## TASK STATEMENT
The data below should be restated word for word, with every picture omitted.

·····

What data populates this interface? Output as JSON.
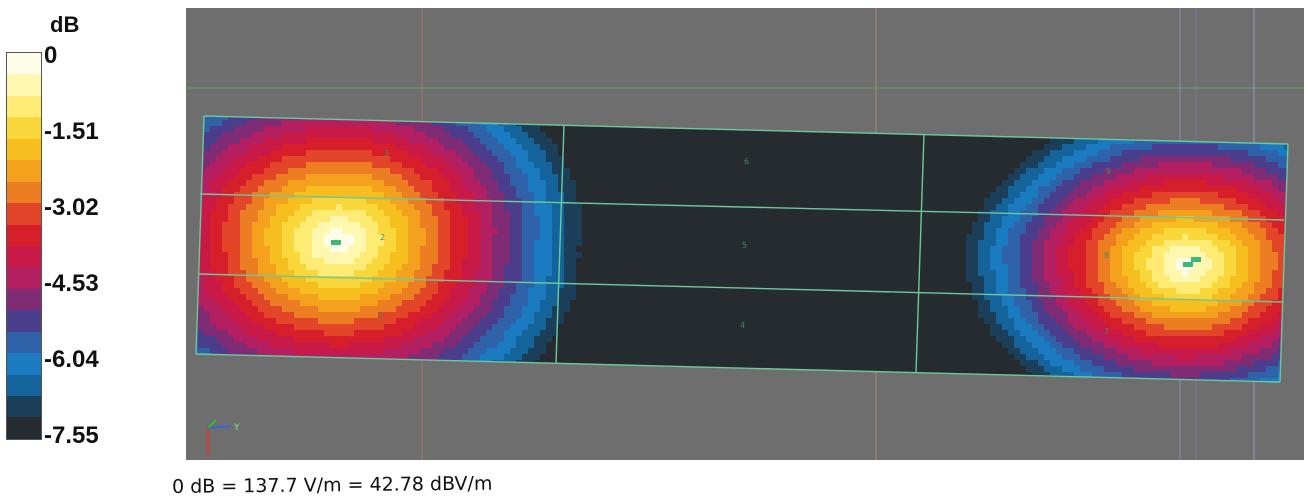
{
  "chart_data": {
    "type": "heatmap",
    "unit_label": "dB",
    "scale_min": -7.55,
    "scale_max": 0,
    "tick_labels": [
      "0",
      "-1.51",
      "-3.02",
      "-4.53",
      "-6.04",
      "-7.55"
    ],
    "tick_values": [
      0,
      -1.51,
      -3.02,
      -4.53,
      -6.04,
      -7.55
    ],
    "colormap": [
      "#fdfde8",
      "#fef7b0",
      "#fdeb74",
      "#f9d73b",
      "#f6be1e",
      "#f4a21e",
      "#ec7d23",
      "#e24527",
      "#d71f2c",
      "#c81947",
      "#b31f61",
      "#7f2c74",
      "#4a3e8c",
      "#2f62a8",
      "#1a7bc1",
      "#14639a",
      "#1b3e59",
      "#262b2f"
    ],
    "hotspots": [
      {
        "label": "max-left",
        "value_db": 0
      },
      {
        "label": "max-right",
        "value_db": 0
      }
    ],
    "minimum_region_value_db": -7.55,
    "grid_point_labels": [
      "3",
      "2",
      "1",
      "6",
      "5",
      "4",
      "9",
      "8",
      "7"
    ],
    "reference_note": "0 dB = 137.7 V/m = 42.78 dBV/m"
  },
  "axis_indicator": {
    "y_label": "Y"
  }
}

·····

## FINISHED EXERCISE
What data populates this interface? Output as JSON.
{
  "chart_data": {
    "type": "heatmap",
    "unit_label": "dB",
    "scale_min": -7.55,
    "scale_max": 0,
    "tick_labels": [
      "0",
      "-1.51",
      "-3.02",
      "-4.53",
      "-6.04",
      "-7.55"
    ],
    "tick_values": [
      0,
      -1.51,
      -3.02,
      -4.53,
      -6.04,
      -7.55
    ],
    "colormap": [
      "#fdfde8",
      "#fef7b0",
      "#fdeb74",
      "#f9d73b",
      "#f6be1e",
      "#f4a21e",
      "#ec7d23",
      "#e24527",
      "#d71f2c",
      "#c81947",
      "#b31f61",
      "#7f2c74",
      "#4a3e8c",
      "#2f62a8",
      "#1a7bc1",
      "#14639a",
      "#1b3e59",
      "#262b2f"
    ],
    "hotspots": [
      {
        "label": "max-left",
        "value_db": 0
      },
      {
        "label": "max-right",
        "value_db": 0
      }
    ],
    "minimum_region_value_db": -7.55,
    "grid_point_labels": [
      "3",
      "2",
      "1",
      "6",
      "5",
      "4",
      "9",
      "8",
      "7"
    ],
    "reference_note": "0 dB = 137.7 V/m = 42.78 dBV/m"
  },
  "axis_indicator": {
    "y_label": "Y"
  }
}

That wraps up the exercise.